Obiettivo dell'esercizio: Ricopia senza alcuna modifica la parte della dichiarazione sull'emergenza caldo che comincia con "Ci vuole un" e finisce con "e le lavoratrici.".

Emergenza caldo, si lavora all’inferno e il governo dà solo i consigli della nonna

Dichiarazione di Eliana Como, Portavoce di ‘Le Radici del Sindacato, alternativa in Cgil’

Protocollo per l’emergenza caldo sui posti di lavoro: la bozza che stanno discutendo e che circola ora è totalmente inadeguata.

Siamo ai consigli della nonna: bevi acqua potabile, niente alcolici, vesti leggero e mangia frutta. Ridicolo l’invito a usare lo smart working, primo perché evidentemente non riguarda il lavoro manuale, secondo perché scarica su impiegati e impiegate l’onere e i costi di raffrescare la propria abitazione.

Ci vuole un intervento stringente che obblighi le aziende a fermare il lavoro sopra i 35 gradi, dentro e fuori dai capannoni e misure esigibili su articolazione dei turni di lavoro e riduzione degli orari a parità di salario. In prospettiva, servono misure che incentivino gli investimenti per raffrescare i capannoni e gli altri ambienti di lavoro.

Altrimenti, non c’è Protocollo che tenga e si continuano a mandare a lavorare all’inferno i lavoratori e le lavoratrici.

Dati dell'esercizio:
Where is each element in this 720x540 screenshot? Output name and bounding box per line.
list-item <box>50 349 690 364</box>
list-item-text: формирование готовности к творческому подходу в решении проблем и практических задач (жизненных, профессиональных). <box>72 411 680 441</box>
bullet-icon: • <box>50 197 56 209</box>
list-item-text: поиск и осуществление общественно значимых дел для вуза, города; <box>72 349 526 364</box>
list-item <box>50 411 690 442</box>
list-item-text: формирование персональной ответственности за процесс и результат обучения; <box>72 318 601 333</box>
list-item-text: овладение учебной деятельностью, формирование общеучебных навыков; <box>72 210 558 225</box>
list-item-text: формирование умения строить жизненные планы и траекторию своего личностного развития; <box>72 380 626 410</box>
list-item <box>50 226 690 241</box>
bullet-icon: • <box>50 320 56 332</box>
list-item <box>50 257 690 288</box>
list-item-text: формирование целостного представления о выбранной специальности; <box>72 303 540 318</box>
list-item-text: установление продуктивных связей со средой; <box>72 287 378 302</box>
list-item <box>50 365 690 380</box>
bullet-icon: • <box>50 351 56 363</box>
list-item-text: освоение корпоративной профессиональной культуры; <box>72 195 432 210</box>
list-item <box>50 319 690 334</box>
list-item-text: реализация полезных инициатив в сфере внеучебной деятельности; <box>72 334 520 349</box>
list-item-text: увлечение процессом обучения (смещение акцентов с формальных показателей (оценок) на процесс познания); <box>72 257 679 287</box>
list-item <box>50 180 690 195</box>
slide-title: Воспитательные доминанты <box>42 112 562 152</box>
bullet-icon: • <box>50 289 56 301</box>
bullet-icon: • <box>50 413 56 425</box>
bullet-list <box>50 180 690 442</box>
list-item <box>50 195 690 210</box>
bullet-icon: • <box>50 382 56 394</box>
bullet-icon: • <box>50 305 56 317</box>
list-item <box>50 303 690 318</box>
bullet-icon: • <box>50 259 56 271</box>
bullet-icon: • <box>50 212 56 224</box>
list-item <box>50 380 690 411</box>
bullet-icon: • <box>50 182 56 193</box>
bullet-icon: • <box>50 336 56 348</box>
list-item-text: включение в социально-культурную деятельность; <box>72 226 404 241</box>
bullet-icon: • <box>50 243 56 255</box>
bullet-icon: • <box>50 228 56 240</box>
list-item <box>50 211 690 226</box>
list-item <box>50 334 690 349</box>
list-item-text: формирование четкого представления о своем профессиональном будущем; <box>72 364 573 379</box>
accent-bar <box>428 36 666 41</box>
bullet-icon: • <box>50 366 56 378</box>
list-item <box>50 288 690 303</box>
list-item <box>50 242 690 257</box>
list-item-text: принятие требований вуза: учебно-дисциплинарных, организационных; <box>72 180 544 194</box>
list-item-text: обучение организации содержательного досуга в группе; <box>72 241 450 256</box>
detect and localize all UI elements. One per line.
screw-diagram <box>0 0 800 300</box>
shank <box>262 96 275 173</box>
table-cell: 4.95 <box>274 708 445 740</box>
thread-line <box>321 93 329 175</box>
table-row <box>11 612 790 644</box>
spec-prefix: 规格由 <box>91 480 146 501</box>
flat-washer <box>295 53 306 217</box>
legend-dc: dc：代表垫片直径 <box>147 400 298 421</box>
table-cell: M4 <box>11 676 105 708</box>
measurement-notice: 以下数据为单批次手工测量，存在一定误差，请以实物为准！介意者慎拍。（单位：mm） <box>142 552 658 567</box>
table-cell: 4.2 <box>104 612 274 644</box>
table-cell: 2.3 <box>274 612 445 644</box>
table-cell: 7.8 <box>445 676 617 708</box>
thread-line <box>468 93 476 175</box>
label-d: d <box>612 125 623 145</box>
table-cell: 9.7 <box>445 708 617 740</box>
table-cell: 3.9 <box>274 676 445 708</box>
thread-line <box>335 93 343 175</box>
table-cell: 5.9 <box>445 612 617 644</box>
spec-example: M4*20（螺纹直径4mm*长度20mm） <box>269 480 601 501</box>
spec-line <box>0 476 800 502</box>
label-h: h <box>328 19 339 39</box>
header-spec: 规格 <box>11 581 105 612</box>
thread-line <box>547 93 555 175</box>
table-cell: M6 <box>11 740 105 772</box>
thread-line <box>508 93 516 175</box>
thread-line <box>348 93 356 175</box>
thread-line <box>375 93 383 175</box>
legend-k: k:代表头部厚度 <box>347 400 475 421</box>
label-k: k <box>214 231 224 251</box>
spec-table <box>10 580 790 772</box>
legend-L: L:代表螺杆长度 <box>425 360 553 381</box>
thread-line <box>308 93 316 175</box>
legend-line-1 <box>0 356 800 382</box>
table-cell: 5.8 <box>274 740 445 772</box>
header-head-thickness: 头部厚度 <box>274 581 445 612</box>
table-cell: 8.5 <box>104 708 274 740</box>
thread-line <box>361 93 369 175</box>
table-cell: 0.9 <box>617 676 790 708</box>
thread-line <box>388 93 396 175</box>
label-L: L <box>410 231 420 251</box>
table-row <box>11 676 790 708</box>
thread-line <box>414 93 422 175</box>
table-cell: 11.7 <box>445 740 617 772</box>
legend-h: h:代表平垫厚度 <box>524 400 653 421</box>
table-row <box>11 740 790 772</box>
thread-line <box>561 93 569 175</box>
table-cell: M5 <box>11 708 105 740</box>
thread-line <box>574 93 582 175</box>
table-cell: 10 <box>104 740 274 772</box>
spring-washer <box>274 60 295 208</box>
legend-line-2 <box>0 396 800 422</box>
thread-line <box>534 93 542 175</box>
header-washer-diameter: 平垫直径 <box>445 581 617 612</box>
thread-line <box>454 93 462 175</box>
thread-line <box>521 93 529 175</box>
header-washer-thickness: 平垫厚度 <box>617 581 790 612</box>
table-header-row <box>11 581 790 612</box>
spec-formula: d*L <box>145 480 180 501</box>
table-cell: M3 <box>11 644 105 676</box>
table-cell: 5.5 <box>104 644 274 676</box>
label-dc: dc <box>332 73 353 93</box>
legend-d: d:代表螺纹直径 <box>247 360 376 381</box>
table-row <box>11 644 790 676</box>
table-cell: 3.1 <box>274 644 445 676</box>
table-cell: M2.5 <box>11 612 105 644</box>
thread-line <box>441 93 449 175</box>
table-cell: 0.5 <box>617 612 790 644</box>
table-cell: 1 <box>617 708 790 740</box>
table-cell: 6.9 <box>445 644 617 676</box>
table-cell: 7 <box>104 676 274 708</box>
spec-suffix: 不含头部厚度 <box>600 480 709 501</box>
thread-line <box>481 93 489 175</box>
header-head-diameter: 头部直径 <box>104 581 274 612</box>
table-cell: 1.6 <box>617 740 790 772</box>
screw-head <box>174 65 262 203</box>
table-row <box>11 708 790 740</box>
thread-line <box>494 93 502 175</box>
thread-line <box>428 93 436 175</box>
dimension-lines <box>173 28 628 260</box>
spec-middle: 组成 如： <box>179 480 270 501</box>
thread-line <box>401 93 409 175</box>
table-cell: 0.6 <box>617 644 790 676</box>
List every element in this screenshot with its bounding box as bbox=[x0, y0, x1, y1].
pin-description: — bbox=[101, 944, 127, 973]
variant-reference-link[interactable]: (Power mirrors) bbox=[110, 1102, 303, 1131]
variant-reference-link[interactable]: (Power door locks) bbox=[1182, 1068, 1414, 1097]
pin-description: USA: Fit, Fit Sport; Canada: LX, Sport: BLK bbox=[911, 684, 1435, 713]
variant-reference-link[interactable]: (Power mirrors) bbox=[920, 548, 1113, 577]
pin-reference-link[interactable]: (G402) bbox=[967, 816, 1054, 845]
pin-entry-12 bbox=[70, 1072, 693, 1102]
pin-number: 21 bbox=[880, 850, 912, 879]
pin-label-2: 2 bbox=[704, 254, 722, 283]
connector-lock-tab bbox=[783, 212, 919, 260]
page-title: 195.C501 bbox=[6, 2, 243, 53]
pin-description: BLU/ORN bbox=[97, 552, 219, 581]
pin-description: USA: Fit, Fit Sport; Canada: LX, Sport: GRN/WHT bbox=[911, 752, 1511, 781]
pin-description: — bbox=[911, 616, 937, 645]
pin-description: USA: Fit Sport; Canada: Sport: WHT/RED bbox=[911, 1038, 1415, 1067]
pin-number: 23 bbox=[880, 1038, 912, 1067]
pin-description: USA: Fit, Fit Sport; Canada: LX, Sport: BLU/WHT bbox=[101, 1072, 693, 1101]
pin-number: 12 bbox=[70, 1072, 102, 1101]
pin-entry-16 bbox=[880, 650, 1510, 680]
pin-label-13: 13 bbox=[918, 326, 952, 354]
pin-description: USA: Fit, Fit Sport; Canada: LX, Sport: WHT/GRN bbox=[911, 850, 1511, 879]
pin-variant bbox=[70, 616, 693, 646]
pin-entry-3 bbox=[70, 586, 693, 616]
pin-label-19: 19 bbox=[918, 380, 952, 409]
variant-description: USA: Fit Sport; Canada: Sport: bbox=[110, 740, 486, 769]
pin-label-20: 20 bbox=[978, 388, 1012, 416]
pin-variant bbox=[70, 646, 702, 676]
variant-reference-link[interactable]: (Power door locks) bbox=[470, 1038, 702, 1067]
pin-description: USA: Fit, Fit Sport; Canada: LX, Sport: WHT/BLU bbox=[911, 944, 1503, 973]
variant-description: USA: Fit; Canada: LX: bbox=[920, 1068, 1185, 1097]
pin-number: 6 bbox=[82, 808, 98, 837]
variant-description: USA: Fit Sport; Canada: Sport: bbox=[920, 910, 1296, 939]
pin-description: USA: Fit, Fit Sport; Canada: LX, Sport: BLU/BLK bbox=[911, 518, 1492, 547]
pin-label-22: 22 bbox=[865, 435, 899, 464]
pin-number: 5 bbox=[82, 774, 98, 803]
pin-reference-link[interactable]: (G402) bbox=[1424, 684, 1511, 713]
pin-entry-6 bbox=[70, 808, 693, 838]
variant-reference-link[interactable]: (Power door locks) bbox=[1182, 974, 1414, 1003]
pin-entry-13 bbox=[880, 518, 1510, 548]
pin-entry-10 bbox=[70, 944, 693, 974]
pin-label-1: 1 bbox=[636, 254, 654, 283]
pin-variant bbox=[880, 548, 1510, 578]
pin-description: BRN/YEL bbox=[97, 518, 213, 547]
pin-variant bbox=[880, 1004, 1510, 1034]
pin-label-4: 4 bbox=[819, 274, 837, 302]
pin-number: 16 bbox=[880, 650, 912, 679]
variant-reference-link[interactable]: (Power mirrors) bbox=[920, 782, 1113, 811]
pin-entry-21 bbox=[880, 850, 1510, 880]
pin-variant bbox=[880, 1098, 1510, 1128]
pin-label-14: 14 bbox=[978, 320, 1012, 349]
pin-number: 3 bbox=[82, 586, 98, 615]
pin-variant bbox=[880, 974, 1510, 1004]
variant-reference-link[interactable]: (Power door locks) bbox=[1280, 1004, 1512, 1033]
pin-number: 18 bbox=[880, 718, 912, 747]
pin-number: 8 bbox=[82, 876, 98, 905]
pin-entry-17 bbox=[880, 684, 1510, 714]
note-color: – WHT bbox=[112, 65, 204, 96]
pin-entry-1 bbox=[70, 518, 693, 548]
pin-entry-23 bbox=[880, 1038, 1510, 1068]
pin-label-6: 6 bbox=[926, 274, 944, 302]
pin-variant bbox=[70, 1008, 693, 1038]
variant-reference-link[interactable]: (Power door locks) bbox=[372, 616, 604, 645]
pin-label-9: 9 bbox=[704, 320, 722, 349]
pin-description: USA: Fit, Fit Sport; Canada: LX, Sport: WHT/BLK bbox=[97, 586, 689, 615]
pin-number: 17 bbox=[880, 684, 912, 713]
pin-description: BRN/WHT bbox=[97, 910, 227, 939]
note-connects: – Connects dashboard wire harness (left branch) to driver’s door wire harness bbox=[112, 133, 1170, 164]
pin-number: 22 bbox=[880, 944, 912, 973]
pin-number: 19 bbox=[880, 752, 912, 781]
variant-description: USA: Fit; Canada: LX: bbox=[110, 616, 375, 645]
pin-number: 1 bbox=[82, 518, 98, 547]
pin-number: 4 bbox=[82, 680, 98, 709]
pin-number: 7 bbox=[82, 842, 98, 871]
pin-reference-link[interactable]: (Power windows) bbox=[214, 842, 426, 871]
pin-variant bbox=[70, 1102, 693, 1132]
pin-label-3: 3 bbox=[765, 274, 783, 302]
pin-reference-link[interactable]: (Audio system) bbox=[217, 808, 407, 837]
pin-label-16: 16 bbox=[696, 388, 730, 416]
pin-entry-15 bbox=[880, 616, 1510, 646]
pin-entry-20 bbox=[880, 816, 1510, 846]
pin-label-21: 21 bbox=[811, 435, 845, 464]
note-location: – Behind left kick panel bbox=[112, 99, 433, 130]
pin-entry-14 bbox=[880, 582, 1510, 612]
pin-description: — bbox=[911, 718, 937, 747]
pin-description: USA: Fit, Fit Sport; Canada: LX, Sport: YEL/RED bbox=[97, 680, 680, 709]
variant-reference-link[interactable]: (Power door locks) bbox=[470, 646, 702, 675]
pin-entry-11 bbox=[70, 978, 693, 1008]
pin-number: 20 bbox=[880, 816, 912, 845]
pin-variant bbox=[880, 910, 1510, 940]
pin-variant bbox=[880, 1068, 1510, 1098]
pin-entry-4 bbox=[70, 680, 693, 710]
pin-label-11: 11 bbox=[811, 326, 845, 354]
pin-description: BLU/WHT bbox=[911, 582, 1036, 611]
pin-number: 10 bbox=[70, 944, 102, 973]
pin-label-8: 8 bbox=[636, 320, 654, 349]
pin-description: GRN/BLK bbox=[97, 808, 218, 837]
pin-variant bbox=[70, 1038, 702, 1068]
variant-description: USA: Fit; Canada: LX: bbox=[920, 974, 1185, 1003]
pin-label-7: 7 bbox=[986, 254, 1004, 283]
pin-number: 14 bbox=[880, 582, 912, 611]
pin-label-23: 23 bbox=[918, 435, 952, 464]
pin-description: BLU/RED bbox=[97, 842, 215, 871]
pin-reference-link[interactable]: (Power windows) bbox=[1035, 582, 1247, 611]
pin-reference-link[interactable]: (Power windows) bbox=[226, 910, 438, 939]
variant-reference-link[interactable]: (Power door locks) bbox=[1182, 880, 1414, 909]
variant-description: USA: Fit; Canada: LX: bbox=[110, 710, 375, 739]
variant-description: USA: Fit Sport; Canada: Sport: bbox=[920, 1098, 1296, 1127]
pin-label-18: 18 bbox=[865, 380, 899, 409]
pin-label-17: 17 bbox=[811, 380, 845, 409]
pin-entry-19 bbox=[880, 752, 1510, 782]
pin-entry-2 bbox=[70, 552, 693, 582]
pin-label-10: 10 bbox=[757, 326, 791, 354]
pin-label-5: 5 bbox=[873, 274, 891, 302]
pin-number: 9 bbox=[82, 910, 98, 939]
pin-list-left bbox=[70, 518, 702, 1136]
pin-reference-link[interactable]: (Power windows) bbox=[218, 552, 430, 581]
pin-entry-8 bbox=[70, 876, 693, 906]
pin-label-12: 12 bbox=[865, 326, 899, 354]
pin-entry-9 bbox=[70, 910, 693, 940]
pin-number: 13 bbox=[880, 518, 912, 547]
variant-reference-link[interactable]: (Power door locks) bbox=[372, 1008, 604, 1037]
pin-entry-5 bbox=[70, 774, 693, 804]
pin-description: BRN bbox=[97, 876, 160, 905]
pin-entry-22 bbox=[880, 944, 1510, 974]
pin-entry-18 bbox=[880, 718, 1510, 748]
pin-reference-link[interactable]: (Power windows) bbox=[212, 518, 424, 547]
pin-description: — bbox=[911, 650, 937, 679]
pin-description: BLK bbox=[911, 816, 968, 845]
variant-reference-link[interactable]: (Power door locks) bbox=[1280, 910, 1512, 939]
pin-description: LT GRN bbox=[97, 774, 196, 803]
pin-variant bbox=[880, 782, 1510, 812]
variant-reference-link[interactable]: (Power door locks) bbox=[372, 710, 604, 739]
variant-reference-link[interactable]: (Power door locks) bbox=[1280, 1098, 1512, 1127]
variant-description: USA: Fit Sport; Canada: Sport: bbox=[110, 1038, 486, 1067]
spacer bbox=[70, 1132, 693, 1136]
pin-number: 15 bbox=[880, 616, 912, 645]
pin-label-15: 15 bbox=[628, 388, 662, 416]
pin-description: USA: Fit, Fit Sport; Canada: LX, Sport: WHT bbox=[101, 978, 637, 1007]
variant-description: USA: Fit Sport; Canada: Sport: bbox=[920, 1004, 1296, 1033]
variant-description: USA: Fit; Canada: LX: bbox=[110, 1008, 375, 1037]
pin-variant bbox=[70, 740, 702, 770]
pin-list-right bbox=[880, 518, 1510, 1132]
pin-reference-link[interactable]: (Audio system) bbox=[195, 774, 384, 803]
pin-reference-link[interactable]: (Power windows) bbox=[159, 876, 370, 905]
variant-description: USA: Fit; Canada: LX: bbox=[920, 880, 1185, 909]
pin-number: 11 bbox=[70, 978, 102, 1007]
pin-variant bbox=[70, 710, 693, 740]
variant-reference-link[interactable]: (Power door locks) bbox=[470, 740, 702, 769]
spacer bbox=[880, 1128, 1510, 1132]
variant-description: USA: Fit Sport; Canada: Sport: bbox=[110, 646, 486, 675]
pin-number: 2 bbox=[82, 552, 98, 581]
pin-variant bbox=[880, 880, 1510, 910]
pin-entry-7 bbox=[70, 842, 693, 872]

Risposta qui sotto:
Ci vuole un intervento stringente che obblighi le aziende a fermare il lavoro sopra i 35 gradi, dentro e fuori dai capannoni e misure esigibili su articolazione dei turni di lavoro e riduzione degli orari a parità di salario. In prospettiva, servono misure che incentivino gli investimenti per raffrescare i capannoni e gli altri ambienti di lavoro.

Altrimenti, non c’è Protocollo che tenga e si continuano a mandare a lavorare all’inferno i lavoratori e le lavoratrici.